Part of a data file:
begin
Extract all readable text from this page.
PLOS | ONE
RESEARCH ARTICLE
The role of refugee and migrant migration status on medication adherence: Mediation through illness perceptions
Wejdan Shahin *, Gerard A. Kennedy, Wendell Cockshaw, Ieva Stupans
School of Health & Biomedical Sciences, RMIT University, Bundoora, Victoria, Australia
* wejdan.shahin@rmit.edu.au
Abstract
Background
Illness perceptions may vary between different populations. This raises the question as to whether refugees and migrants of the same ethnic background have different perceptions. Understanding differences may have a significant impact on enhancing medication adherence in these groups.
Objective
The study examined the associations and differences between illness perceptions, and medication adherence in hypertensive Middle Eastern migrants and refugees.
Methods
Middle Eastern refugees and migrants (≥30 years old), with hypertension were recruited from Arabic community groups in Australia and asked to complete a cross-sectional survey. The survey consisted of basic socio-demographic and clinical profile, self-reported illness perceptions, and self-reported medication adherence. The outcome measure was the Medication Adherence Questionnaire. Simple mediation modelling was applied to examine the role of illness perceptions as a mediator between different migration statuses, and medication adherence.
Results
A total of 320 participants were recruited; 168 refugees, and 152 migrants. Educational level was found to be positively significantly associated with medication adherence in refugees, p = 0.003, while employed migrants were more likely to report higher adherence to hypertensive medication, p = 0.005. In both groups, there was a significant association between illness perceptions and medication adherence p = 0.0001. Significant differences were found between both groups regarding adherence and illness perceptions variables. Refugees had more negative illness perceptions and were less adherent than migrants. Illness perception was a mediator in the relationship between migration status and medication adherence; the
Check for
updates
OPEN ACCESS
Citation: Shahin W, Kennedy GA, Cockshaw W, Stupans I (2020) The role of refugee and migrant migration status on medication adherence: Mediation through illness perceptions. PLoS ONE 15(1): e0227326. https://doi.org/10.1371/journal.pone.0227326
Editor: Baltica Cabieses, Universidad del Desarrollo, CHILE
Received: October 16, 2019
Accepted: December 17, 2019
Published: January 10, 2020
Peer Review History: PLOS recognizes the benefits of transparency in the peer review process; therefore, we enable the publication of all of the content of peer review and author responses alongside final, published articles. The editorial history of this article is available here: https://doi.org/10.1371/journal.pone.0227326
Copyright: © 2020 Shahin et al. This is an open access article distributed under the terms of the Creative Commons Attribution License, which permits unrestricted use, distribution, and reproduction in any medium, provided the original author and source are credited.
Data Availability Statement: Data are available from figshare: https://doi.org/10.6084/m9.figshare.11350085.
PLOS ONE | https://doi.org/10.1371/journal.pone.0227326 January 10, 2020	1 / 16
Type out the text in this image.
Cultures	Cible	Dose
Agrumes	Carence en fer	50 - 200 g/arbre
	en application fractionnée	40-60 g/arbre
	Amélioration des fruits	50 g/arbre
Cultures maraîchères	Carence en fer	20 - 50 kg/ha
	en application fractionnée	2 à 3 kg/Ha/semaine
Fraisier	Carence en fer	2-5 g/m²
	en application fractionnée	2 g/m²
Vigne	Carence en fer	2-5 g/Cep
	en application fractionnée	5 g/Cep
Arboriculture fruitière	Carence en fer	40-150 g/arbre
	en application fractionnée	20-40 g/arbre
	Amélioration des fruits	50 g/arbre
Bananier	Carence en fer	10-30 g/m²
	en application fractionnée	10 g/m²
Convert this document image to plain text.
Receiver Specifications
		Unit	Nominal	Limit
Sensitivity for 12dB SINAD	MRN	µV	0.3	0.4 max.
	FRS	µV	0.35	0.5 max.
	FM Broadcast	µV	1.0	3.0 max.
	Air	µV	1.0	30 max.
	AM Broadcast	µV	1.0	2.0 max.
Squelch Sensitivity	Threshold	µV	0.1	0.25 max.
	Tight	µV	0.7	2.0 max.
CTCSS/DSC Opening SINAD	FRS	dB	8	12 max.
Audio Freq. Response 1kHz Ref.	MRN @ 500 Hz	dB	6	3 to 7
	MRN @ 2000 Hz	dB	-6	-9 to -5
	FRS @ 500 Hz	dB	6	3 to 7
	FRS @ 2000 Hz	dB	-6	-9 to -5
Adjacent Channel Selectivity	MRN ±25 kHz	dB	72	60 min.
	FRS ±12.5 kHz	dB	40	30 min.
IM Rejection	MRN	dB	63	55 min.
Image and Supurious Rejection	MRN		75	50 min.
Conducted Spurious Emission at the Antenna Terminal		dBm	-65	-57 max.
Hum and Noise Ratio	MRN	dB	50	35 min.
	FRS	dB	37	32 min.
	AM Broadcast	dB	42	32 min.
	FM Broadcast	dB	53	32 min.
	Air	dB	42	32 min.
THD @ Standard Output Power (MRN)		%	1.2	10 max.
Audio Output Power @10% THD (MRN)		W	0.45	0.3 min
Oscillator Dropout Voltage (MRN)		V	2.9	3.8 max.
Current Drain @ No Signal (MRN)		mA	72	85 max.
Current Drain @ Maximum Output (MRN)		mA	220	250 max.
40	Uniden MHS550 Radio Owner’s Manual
end
Write out every entry exactly as given.

Extract all readable text from this page.
PLOS | ONE
RESEARCH ARTICLE
The role of refugee and migrant migration status on medication adherence: Mediation through illness perceptions
Wejdan Shahin *, Gerard A. Kennedy, Wendell Cockshaw, Ieva Stupans
School of Health & Biomedical Sciences, RMIT University, Bundoora, Victoria, Australia
* wejdan.shahin@rmit.edu.au
Abstract
Background
Illness perceptions may vary between different populations. This raises the question as to whether refugees and migrants of the same ethnic background have different perceptions. Understanding differences may have a significant impact on enhancing medication adherence in these groups.
Objective
The study examined the associations and differences between illness perceptions, and medication adherence in hypertensive Middle Eastern migrants and refugees.
Methods
Middle Eastern refugees and migrants (≥30 years old), with hypertension were recruited from Arabic community groups in Australia and asked to complete a cross-sectional survey. The survey consisted of basic socio-demographic and clinical profile, self-reported illness perceptions, and self-reported medication adherence. The outcome measure was the Medication Adherence Questionnaire. Simple mediation modelling was applied to examine the role of illness perceptions as a mediator between different migration statuses, and medication adherence.
Results
A total of 320 participants were recruited; 168 refugees, and 152 migrants. Educational level was found to be positively significantly associated with medication adherence in refugees, p = 0.003, while employed migrants were more likely to report higher adherence to hypertensive medication, p = 0.005. In both groups, there was a significant association between illness perceptions and medication adherence p = 0.0001. Significant differences were found between both groups regarding adherence and illness perceptions variables. Refugees had more negative illness perceptions and were less adherent than migrants. Illness perception was a mediator in the relationship between migration status and medication adherence; the
Check for
updates
OPEN ACCESS
Citation: Shahin W, Kennedy GA, Cockshaw W, Stupans I (2020) The role of refugee and migrant migration status on medication adherence: Mediation through illness perceptions. PLoS ONE 15(1): e0227326. https://doi.org/10.1371/journal.pone.0227326
Editor: Baltica Cabieses, Universidad del Desarrollo, CHILE
Received: October 16, 2019
Accepted: December 17, 2019
Published: January 10, 2020
Peer Review History: PLOS recognizes the benefits of transparency in the peer review process; therefore, we enable the publication of all of the content of peer review and author responses alongside final, published articles. The editorial history of this article is available here: https://doi.org/10.1371/journal.pone.0227326
Copyright: © 2020 Shahin et al. This is an open access article distributed under the terms of the Creative Commons Attribution License, which permits unrestricted use, distribution, and reproduction in any medium, provided the original author and source are credited.
Data Availability Statement: Data are available from figshare: https://doi.org/10.6084/m9.figshare.11350085.
PLOS ONE | https://doi.org/10.1371/journal.pone.0227326 January 10, 2020	1 / 16
Type out the text in this image.
Cultures	Cible	Dose
Agrumes	Carence en fer	50 - 200 g/arbre
	en application fractionnée	40-60 g/arbre
	Amélioration des fruits	50 g/arbre
Cultures maraîchères	Carence en fer	20 - 50 kg/ha
	en application fractionnée	2 à 3 kg/Ha/semaine
Fraisier	Carence en fer	2-5 g/m²
	en application fractionnée	2 g/m²
Vigne	Carence en fer	2-5 g/Cep
	en application fractionnée	5 g/Cep
Arboriculture fruitière	Carence en fer	40-150 g/arbre
	en application fractionnée	20-40 g/arbre
	Amélioration des fruits	50 g/arbre
Bananier	Carence en fer	10-30 g/m²
	en application fractionnée	10 g/m²
Convert this document image to plain text.
Receiver Specifications
		Unit	Nominal	Limit
Sensitivity for 12dB SINAD	MRN	µV	0.3	0.4 max.
	FRS	µV	0.35	0.5 max.
	FM Broadcast	µV	1.0	3.0 max.
	Air	µV	1.0	30 max.
	AM Broadcast	µV	1.0	2.0 max.
Squelch Sensitivity	Threshold	µV	0.1	0.25 max.
	Tight	µV	0.7	2.0 max.
CTCSS/DSC Opening SINAD	FRS	dB	8	12 max.
Audio Freq. Response 1kHz Ref.	MRN @ 500 Hz	dB	6	3 to 7
	MRN @ 2000 Hz	dB	-6	-9 to -5
	FRS @ 500 Hz	dB	6	3 to 7
	FRS @ 2000 Hz	dB	-6	-9 to -5
Adjacent Channel Selectivity	MRN ±25 kHz	dB	72	60 min.
	FRS ±12.5 kHz	dB	40	30 min.
IM Rejection	MRN	dB	63	55 min.
Image and Supurious Rejection	MRN		75	50 min.
Conducted Spurious Emission at the Antenna Terminal		dBm	-65	-57 max.
Hum and Noise Ratio	MRN	dB	50	35 min.
	FRS	dB	37	32 min.
	AM Broadcast	dB	42	32 min.
	FM Broadcast	dB	53	32 min.
	Air	dB	42	32 min.
THD @ Standard Output Power (MRN)		%	1.2	10 max.
Audio Output Power @10% THD (MRN)		W	0.45	0.3 min
Oscillator Dropout Voltage (MRN)		V	2.9	3.8 max.
Current Drain @ No Signal (MRN)		mA	72	85 max.
Current Drain @ Maximum Output (MRN)		mA	220	250 max.
40	Uniden MHS550 Radio Owner’s Manual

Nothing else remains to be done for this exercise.